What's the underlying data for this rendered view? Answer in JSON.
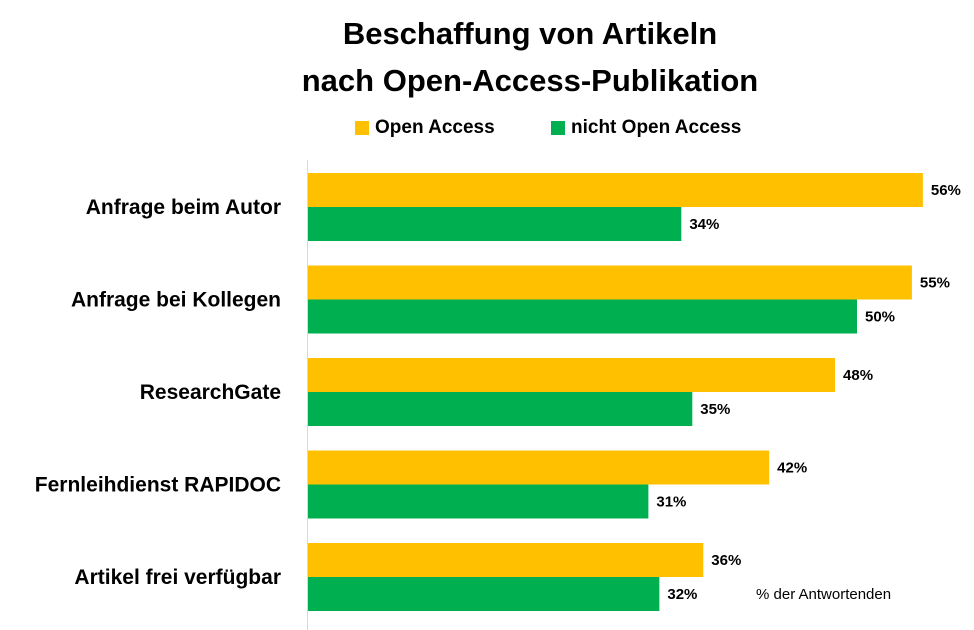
{
  "chart_data": {
    "type": "bar",
    "orientation": "horizontal",
    "title": "Beschaffung von Artikeln nach Open-Access-Publikation",
    "title_lines": [
      "Beschaffung von Artikeln",
      "nach Open-Access-Publikation"
    ],
    "categories": [
      "Anfrage beim Autor",
      "Anfrage bei Kollegen",
      "ResearchGate",
      "Fernleihdienst RAPIDOC",
      "Artikel frei verfügbar"
    ],
    "series": [
      {
        "name": "Open Access",
        "color": "#FFC000",
        "values": [
          56,
          55,
          48,
          42,
          36
        ]
      },
      {
        "name": "nicht Open Access",
        "color": "#00B050",
        "values": [
          34,
          50,
          35,
          31,
          32
        ]
      }
    ],
    "value_labels": {
      "Open Access": [
        "56%",
        "55%",
        "48%",
        "42%",
        "36%"
      ],
      "nicht Open Access": [
        "34%",
        "50%",
        "35%",
        "31%",
        "32%"
      ]
    },
    "xlabel": "",
    "ylabel": "",
    "unit_note": "% der Antwortenden",
    "xlim": [
      0,
      60
    ],
    "grid": false,
    "legend_position": "top"
  }
}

- - -

Reproduce every entry word for word, but omit the pictures.

What's the underlying data for this rendered view? Answer in JSON.
{
  "chart_data": {
    "type": "bar",
    "orientation": "horizontal",
    "title": "Beschaffung von Artikeln nach Open-Access-Publikation",
    "title_lines": [
      "Beschaffung von Artikeln",
      "nach Open-Access-Publikation"
    ],
    "categories": [
      "Anfrage beim Autor",
      "Anfrage bei Kollegen",
      "ResearchGate",
      "Fernleihdienst RAPIDOC",
      "Artikel frei verfügbar"
    ],
    "series": [
      {
        "name": "Open Access",
        "color": "#FFC000",
        "values": [
          56,
          55,
          48,
          42,
          36
        ]
      },
      {
        "name": "nicht Open Access",
        "color": "#00B050",
        "values": [
          34,
          50,
          35,
          31,
          32
        ]
      }
    ],
    "value_labels": {
      "Open Access": [
        "56%",
        "55%",
        "48%",
        "42%",
        "36%"
      ],
      "nicht Open Access": [
        "34%",
        "50%",
        "35%",
        "31%",
        "32%"
      ]
    },
    "xlabel": "",
    "ylabel": "",
    "unit_note": "% der Antwortenden",
    "xlim": [
      0,
      60
    ],
    "grid": false,
    "legend_position": "top"
  }
}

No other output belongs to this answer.